Task to carry out
Search the material below for the string "Peleg" and list each line that holds it.

# Data to use start

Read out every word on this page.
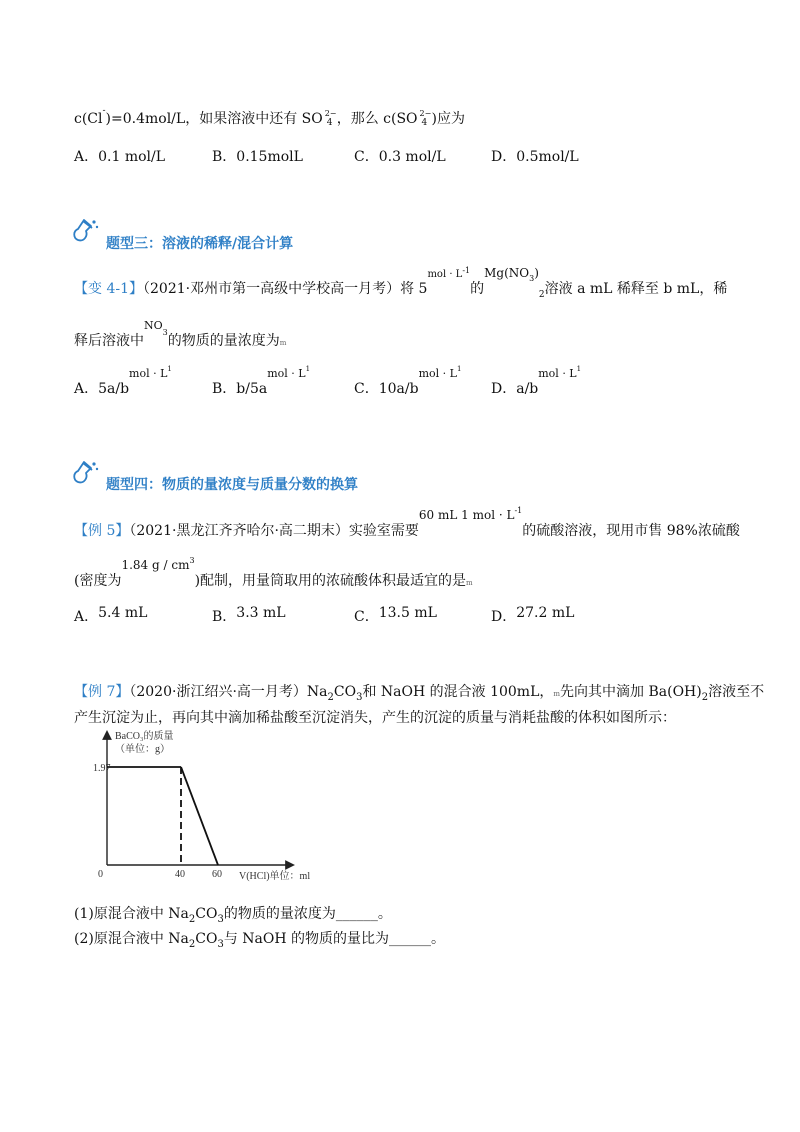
c(Cl-)=0.4mol/L，如果溶液中还有 SO 2−
4 ，那么 c(SO 2−
4 )应为
A．0.1 mol/L	B．0.15molL	C．0.3 mol/L	D．0.5mol/L
题型三：溶液的稀释/混合计算
【变 4-1】（2021·邓州市第一高级中学校高一月考）将 $5^{mol \cdot L-1}$的$Mg(NO^3)_2$溶液 a mL 稀释至 b mL，稀
释后溶液中$^{NO3}$的物质的量浓度为m
A．$5a/b^{mol \cdot L1}$
B．$b/5a^{mol \cdot L1}$
C．$10a/b^{mol \cdot L1}$
D．$a/b^{mol \cdot L1}$
题型四：物质的量浓度与质量分数的换算
【例 5】（2021·黑龙江齐齐哈尔·高二期末）实验室需要60 mL 1 mol · $L^{-1}$的硫酸溶液，现用市售 98%浓硫酸
(密度为1.84 g / $cm^3$)配制，用量筒取用的浓硫酸体积最适宜的是m
A．5.4 mL	B．3.3 mL	C．13.5 mL	D．27.2 mL
【例 7】（2020·浙江绍兴·高一月考）$Na_2CO_3$和 NaOH 的混合液 100mL，m先向其中滴加 $Ba(OH)_2$溶液至不
产生沉淀为止，再向其中滴加稀盐酸至沉淀消失，产生的沉淀的质量与消耗盐酸的体积如图所示：
BaCO₃的质量
（单位：g）
V(HCl)单位：ml
0	40	60
1.97
(1)原混合液中 $Na_2CO_3$的物质的量浓度为______。
(2)原混合液中 $Na_2CO_3$与 NaOH 的物质的量比为______。
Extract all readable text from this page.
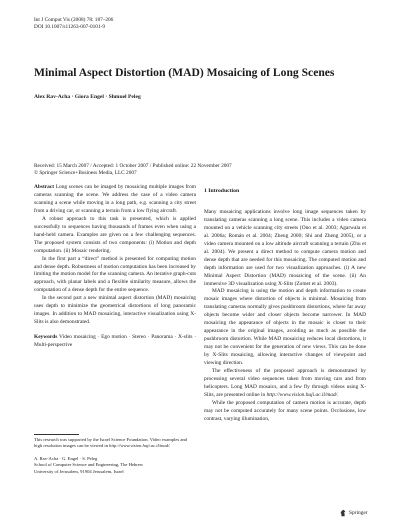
Int J Comput Vis (2008) 78: 187–206
DOI 10.1007/s11263-007-0101-9
Minimal Aspect Distortion (MAD) Mosaicing of Long Scenes
Alex Rav-Acha · Giora Engel · Shmuel Peleg
Received: 15 March 2007 / Accepted: 1 October 2007 / Published online: 22 November 2007
© Springer Science+Business Media, LLC 2007

Abstract Long scenes can be imaged by mosaicing multiple images from cameras scanning the scene. We address the case of a video camera scanning a scene while moving in a long path, e.g. scanning a city street from a driving car, or scanning a terrain from a low flying aircraft.

A robust approach to this task is presented, which is applied successfully to sequences having thousands of frames even when using a hand-held camera. Examples are given on a few challenging sequences. The proposed system consists of two components: (i) Motion and depth computation. (ii) Mosaic rendering.

In the first part a “direct” method is presented for computing motion and dense depth. Robustness of motion computation has been increased by limiting the motion model for the scanning camera. An iterative graph-cuts approach, with planar labels and a flexible similarity measure, allows the computation of a dense depth for the entire sequence.

In the second part a new minimal aspect distortion (MAD) mosaicing uses depth to minimize the geometrical distortions of long panoramic images. In addition to MAD mosaicing, interactive visualization using X-Slits is also demonstrated.

Keywords Video mosaicing · Ego motion · Stereo · Panorama · X-slits · Multi-perspective

This research was supported by the Israel Science Foundation. Video examples and high resolution images can be viewed in http://www.vision.huji.ac.il/mad/.

A. Rav-Acha · G. Engel · S. Peleg

School of Computer Science and Engineering, The Hebrew

University of Jerusalem, 91904 Jerusalem, Israel

1 Introduction

Many mosaicing applications involve long image sequences taken by translating cameras scanning a long scene. This includes a video camera mounted on a vehicle scanning city streets (Ono et al. 2003; Agarwala et al. 2006a; Román et al. 2004; Zheng 2000; Shi and Zheng 2005), or a video camera mounted on a low altitude aircraft scanning a terrain (Zhu et al. 2004). We present a direct method to compute camera motion and dense depth that are needed for this mosaicing. The computed motion and depth information are used for two visualization approaches. (i) A new Minimal Aspect Distortion (MAD) mosaicing of the scene. (ii) An immersive 3D visualization using X-Slits (Zomet et al. 2003).

MAD mosaicing is using the motion and depth information to create mosaic images where distortion of objects is minimal. Mosaicing from translating cameras normally gives pushbroom distortions, where far away objects become wider and closer objects become narrower. In MAD mosaicing the appearance of objects in the mosaic is closer to their appearance in the original images, avoiding as much as possible the pushbroom distortion. While MAD mosaicing reduces local distortions, it may not be convenient for the generation of new views. This can be done by X-Slits mosaicing, allowing interactive changes of viewpoint and viewing direction.

The effectiveness of the proposed approach is demonstrated by processing several video sequences taken from moving cars and from helicopters. Long MAD mosaics, and a few fly through videos using X-Slits, are presented online in http://www.vision.huji.ac.il/mad/.

While the proposed computation of camera motion is accurate, depth may not be computed accurately for many scene points. Occlusions, low contrast, varying illumination,

Springer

# Data to use end

Response for this exercise
Alex Rav-Acha · Giora Engel · Shmuel Peleg
A. Rav-Acha · G. Engel · S. Peleg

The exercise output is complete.